The “Five Card” Exercise
So imagine that you’ve signed up for my class.
First thing you discover is that a crazed-looking, long-haired, bearded hobo
has taken over the class. Where’s the teacher? Who’s going to teach you about
short story writing?
Oh, wait – you mean he’s the teacher? Can you
still get a refund?
Well, okay. It’s a cold night. You’ve driven
this far. May as well sit here in this warm (maybe too warm) classroom for a
while. It would be rude to walk out on him – not that you’re worried about
being rude to a hobo but, you know, on general principles…
The hobo yaps for a while, going on about
“story-shaped ideas,” and conflict and motivation – blah-blah-blah. What does
that have to do with writing? Aren’t you just supposed to put down stuff on
paper about your uncle Toby and how he used to tell fart jokes at the table
when your folks invited him over for Thanksgiving? What’s all this stuff about
revolution? Oh – RES-olution. Maybe you should have just taken that volleyball
class after all…
Just then, the hobo takes out all these cards –
or little slips of paper. Five little stacks of cards. What’s this all about?
Are you going to play Monopoly?
On one set of cards, on one side a word is
printed:
Character
Another set of cards have on them:
Motivation
The third set of cards say:
Setting
One the fourth set:
Nemesis/opposition/
conflict/“trouble”
And the last:
Resolution
From each set he asks you to pick one card. On
the other side of the first set, on each card is a name. Here are some for
example:
Arthur Stringmeier
Dana Lockwood
Chaney Hitchcock
Claudia Rollins
Budd Buford
Kate Ballinger
Why names? Why not descriptions, or resumes, or
articles of clothing?
The hobo says that names are specific. You’re not dealing with
generalities. A story is about someone.
Not only that, but names are evocative. You hear a name and you imagine a
person who has that name. Every student will have a picture of who that
character is, but every student’s picture will be different. If you give the
same name to five different students you will end up with five different
stories.
Let’s say you picked the card for Kate Ballinger.
Who is she? What does she look like? Where does she live? What does she do? If
you can’t think of anything right away, don’t worry. Pick a card from the
“Motivation” stack. You may choose from such things as:
Justice
Survival
Revenge
Redemption
Resistance
Rescue
A lot of “R” words in that bunch. But why do you
need them?

• _Stored data_:

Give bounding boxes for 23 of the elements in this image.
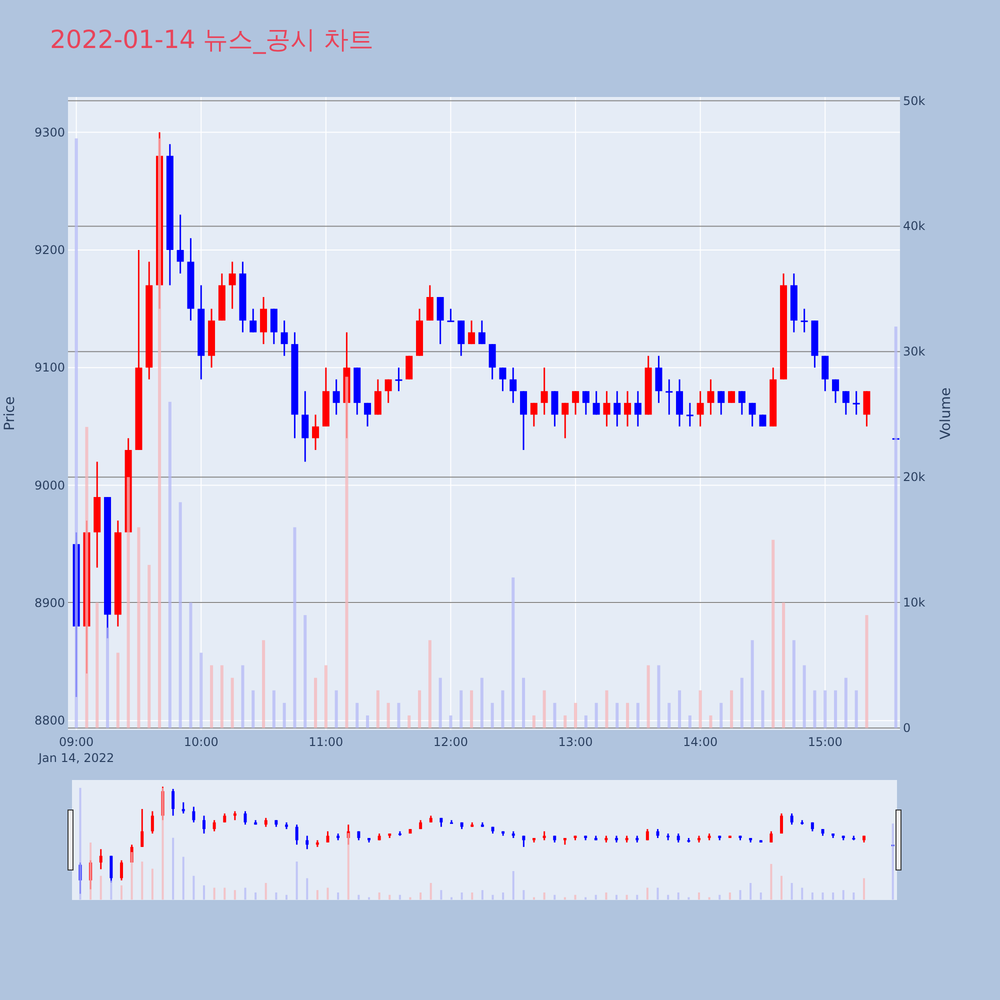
y2-axis-title: Volume (938, 387, 954, 440)
y2-tick-label: 30k (903, 344, 926, 359)
y-axis-title: Price (2, 396, 18, 431)
y2-tick-label: 0 (903, 720, 911, 735)
x-tick-label: 12:00 (433, 735, 468, 749)
text: Jan 14, 2022 (37, 751, 114, 765)
y2-tick-label: 10k (903, 596, 926, 610)
x-tick-label: 09:00 (59, 735, 94, 749)
y-tick-label: 8800 (34, 714, 65, 728)
chart-title: 2022-01-14 뉴스_공시 차트 (50, 25, 374, 54)
y-tick-label: 9300 (34, 125, 65, 140)
y-tick-label: 9200 (34, 242, 65, 257)
x-tick-label: 13:00 (558, 735, 593, 749)
y2-tick-label: 50k (903, 94, 926, 108)
x-tick-label: 14:00 (683, 735, 718, 749)
y-tick-label: 9000 (34, 478, 65, 492)
x-tick-label: 11:00 (308, 735, 344, 749)
y-tick-label: 9100 (34, 360, 65, 375)
y2-tick-label: 40k (903, 219, 926, 234)
y2-tick-label: 20k (903, 470, 926, 484)
x-tick-label: 15:00 (808, 735, 842, 749)
x-tick-label: 10:00 (184, 735, 218, 749)
y-tick-label: 8900 (34, 596, 65, 610)
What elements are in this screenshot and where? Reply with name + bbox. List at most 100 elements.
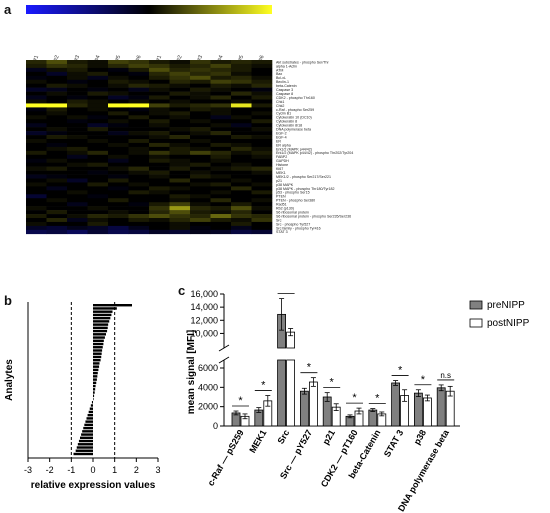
heatmap-cell — [87, 103, 109, 108]
bar-prenipp — [413, 392, 423, 427]
heatmap-cell — [169, 166, 191, 171]
heatmap-cell — [87, 67, 109, 73]
heatmap-cell — [46, 87, 68, 92]
heatmap-cell — [26, 103, 47, 108]
waterfall-bar — [93, 378, 97, 381]
heatmap-cell — [108, 71, 129, 77]
heatmap-cell — [67, 154, 88, 160]
heatmap-cell — [190, 194, 211, 199]
waterfall-bar — [83, 426, 93, 430]
heatmap-cell — [190, 158, 211, 163]
waterfall-bar — [93, 368, 99, 372]
heatmap-cell — [210, 99, 232, 104]
heatmap-cell — [128, 63, 150, 69]
heatmap-cell — [169, 63, 191, 69]
heatmap-row-label: Src family - phospho Tyr416 — [276, 226, 321, 230]
heatmap-cell — [231, 214, 252, 219]
heatmap-cell — [169, 225, 191, 231]
heatmap-cell — [26, 119, 47, 124]
heatmap-cell — [251, 95, 273, 100]
heatmap-cell — [87, 186, 109, 191]
heatmap-cell — [190, 166, 211, 171]
heatmap-cell — [231, 154, 252, 160]
heatmap-cell — [26, 131, 47, 136]
heatmap-cell — [108, 83, 129, 88]
heatmap-cell — [108, 87, 129, 92]
heatmap-cell — [210, 225, 232, 231]
heatmap-cell — [251, 178, 273, 183]
colorbar-min-label: -2.0 — [26, 18, 37, 24]
panel-letter-c: c — [178, 283, 186, 298]
heatmap-cell — [169, 119, 191, 124]
heatmap-cell — [128, 198, 150, 203]
heatmap-row-label: Cytokeratin 8 — [276, 120, 297, 124]
heatmap-cell — [26, 174, 47, 179]
heatmap-cell — [149, 131, 170, 136]
heatmap-cell — [87, 170, 109, 175]
heatmap-cell — [169, 229, 191, 235]
heatmap-row-label: EGF-2 — [276, 131, 287, 135]
heatmap-cell — [26, 206, 47, 211]
heatmap-cell — [251, 91, 273, 96]
waterfall-bar — [88, 410, 93, 414]
waterfall-bar — [93, 323, 109, 326]
heatmap-cell — [251, 202, 273, 207]
heatmap-cell — [251, 103, 273, 108]
heatmap-cell — [169, 210, 191, 215]
heatmap-cell — [190, 60, 211, 65]
heatmap-cell — [67, 166, 88, 171]
heatmap-cell — [149, 178, 170, 183]
heatmap-cell — [231, 210, 252, 215]
heatmap-cell — [190, 182, 211, 187]
bar-y-tick-label: 2000 — [198, 402, 218, 412]
heatmap-cell — [190, 142, 211, 148]
bar-y-label: mean signal [MFI] — [186, 330, 197, 414]
heatmap-cell — [251, 127, 273, 132]
heatmap-cell — [26, 170, 47, 175]
heatmap-cell — [108, 135, 129, 140]
heatmap-cell — [149, 67, 170, 73]
heatmap-cell — [210, 131, 232, 136]
heatmap-cell — [231, 131, 252, 136]
heatmap-cell — [149, 198, 170, 203]
heatmap-cell — [210, 178, 232, 183]
heatmap-cell — [149, 119, 170, 124]
heatmap-cell — [87, 75, 109, 81]
heatmap-cell — [26, 166, 47, 171]
heatmap-cell — [108, 119, 129, 124]
heatmap-row-label: DNA polymerase beta — [276, 128, 311, 132]
heatmap-cell — [251, 186, 273, 191]
heatmap-cell — [128, 210, 150, 215]
heatmap-cell — [190, 178, 211, 183]
heatmap-cell — [46, 123, 68, 128]
heatmap-cell — [210, 174, 232, 179]
heatmap-cell — [26, 111, 47, 116]
waterfall-x-tick-label: 3 — [155, 465, 160, 475]
heatmap-cell — [128, 162, 150, 167]
heatmap-cell — [87, 91, 109, 96]
heatmap-cell — [128, 127, 150, 132]
heatmap-cell — [190, 95, 211, 100]
heatmap-cell — [46, 63, 68, 69]
heatmap-cell — [87, 83, 109, 88]
heatmap-cell — [251, 60, 273, 65]
heatmap-row-label: Akt substrates - phospho Ser/Thr — [276, 60, 330, 64]
waterfall-bar — [93, 346, 103, 349]
heatmap-cell — [210, 190, 232, 195]
heatmap-row-label: PTEN — [276, 195, 286, 199]
heatmap-cell — [67, 142, 88, 148]
heatmap-cell — [108, 202, 129, 207]
heatmap-cell — [149, 186, 170, 191]
heatmap-row-label: Bax — [276, 72, 282, 76]
bar-category-label: Src — [275, 428, 291, 446]
significance-marker: * — [398, 365, 403, 377]
heatmap-cell — [108, 166, 129, 171]
waterfall-bar — [93, 365, 100, 368]
heatmap-panel: -2.0 0.0 2.0 preNIPP #1preNIPP #2preNIPP… — [25, 5, 353, 235]
heatmap-cell — [190, 63, 211, 69]
heatmap-cell — [26, 91, 47, 96]
heatmap-cell — [128, 60, 150, 65]
heatmap-cell — [108, 190, 129, 195]
heatmap-cell — [210, 229, 232, 235]
heatmap-cell — [251, 210, 273, 215]
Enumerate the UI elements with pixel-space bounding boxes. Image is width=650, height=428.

• _Requirements_:
a) Does the five-card exercise passage support each statement? Answer yes or no for each and quote the deciding words. (i) "Revenge" is one of the choices in the "Motivation" stack. (ii) The hobo asks you to pick two cards from each set. (iii) Giving the same name to five different students produces one shared story.
b) Reproduce the part of the five-card exercise passage that opens with the words containing "Not only that, but" and closes with "for Kate Ballinger.".
Rely only on the five-card exercise passage.

• _Exercise solutions_:
a)
(i) Yes: "Revenge"
(ii) No: "From each set he asks you to pick one card."
(iii) No: "If you give the same name to five different students you will end up with five different stories."

b)
Not only that, but names are evocative. You hear a name and you imagine a
person who has that name. Every student will have a picture of who that
character is, but every student’s picture will be different. If you give the
same name to five different students you will end up with five different
stories.
Let’s say you picked the card for Kate Ballinger.